---------- Supplied records ----------
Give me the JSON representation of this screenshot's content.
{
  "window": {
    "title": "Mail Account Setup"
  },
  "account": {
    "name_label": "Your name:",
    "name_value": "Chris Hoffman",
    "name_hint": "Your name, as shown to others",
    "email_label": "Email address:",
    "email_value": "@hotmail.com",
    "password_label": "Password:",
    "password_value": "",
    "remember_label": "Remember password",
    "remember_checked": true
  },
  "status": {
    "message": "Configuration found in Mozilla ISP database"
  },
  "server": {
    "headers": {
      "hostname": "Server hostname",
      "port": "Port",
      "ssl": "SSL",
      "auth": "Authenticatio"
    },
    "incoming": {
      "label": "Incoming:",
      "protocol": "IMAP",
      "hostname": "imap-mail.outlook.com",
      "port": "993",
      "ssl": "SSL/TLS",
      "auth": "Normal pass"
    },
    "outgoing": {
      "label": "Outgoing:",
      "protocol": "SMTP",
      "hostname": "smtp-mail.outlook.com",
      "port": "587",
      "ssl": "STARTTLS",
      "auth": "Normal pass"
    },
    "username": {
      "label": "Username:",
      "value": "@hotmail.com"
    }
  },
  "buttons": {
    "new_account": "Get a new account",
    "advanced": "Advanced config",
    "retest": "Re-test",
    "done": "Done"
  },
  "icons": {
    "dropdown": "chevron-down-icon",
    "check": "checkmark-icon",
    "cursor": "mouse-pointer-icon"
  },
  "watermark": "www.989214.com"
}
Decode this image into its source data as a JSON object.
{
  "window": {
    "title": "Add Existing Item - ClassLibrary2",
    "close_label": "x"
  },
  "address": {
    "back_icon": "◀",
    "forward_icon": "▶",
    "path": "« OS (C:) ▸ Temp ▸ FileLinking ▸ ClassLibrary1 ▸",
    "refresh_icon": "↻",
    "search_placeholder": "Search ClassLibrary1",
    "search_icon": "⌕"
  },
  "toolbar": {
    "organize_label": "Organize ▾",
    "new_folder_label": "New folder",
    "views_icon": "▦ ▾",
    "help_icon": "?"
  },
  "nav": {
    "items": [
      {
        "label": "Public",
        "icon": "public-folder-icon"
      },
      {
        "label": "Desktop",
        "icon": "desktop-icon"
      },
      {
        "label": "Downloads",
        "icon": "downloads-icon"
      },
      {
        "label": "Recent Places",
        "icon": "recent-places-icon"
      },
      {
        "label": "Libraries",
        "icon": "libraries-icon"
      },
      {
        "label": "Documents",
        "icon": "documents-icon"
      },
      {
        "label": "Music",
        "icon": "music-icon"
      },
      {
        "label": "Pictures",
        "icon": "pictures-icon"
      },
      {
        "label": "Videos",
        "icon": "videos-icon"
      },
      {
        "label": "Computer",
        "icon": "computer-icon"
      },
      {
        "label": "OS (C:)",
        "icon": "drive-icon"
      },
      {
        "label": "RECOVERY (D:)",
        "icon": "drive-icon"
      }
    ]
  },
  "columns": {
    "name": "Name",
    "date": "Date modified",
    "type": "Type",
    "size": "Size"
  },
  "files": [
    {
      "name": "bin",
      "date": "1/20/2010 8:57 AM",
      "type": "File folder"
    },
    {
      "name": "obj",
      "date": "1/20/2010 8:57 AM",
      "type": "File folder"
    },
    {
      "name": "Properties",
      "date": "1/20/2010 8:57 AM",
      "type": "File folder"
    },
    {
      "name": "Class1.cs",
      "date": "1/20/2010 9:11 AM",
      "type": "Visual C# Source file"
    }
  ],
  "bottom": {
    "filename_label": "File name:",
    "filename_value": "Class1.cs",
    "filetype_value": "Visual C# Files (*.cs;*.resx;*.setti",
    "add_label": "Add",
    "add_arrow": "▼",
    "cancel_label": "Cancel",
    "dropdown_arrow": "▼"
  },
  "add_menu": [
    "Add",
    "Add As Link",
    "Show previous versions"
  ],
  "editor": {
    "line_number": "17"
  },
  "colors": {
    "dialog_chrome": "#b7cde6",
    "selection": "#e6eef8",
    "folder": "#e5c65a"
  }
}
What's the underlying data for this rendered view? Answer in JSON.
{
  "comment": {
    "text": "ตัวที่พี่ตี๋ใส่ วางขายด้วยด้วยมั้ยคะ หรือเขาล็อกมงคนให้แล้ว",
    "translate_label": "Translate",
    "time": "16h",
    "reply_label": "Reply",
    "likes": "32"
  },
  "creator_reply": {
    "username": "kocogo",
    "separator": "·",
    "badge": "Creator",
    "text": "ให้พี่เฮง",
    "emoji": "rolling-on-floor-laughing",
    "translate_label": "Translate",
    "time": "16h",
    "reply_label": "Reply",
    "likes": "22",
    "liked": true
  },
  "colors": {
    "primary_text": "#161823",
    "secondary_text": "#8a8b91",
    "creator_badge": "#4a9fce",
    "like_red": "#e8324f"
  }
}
----------
• _Written exercise_
From the line holding "What's the underlying" to the last line of the records, quote each line exactly and add nothing.

• _Answer to the problem_
What's the underlying data for this rendered view? Answer in JSON.
{
  "comment": {
    "text": "ตัวที่พี่ตี๋ใส่ วางขายด้วยด้วยมั้ยคะ หรือเขาล็อกมงคนให้แล้ว",
    "translate_label": "Translate",
    "time": "16h",
    "reply_label": "Reply",
    "likes": "32"
  },
  "creator_reply": {
    "username": "kocogo",
    "separator": "·",
    "badge": "Creator",
    "text": "ให้พี่เฮง",
    "emoji": "rolling-on-floor-laughing",
    "translate_label": "Translate",
    "time": "16h",
    "reply_label": "Reply",
    "likes": "22",
    "liked": true
  },
  "colors": {
    "primary_text": "#161823",
    "secondary_text": "#8a8b91",
    "creator_badge": "#4a9fce",
    "like_red": "#e8324f"
  }
}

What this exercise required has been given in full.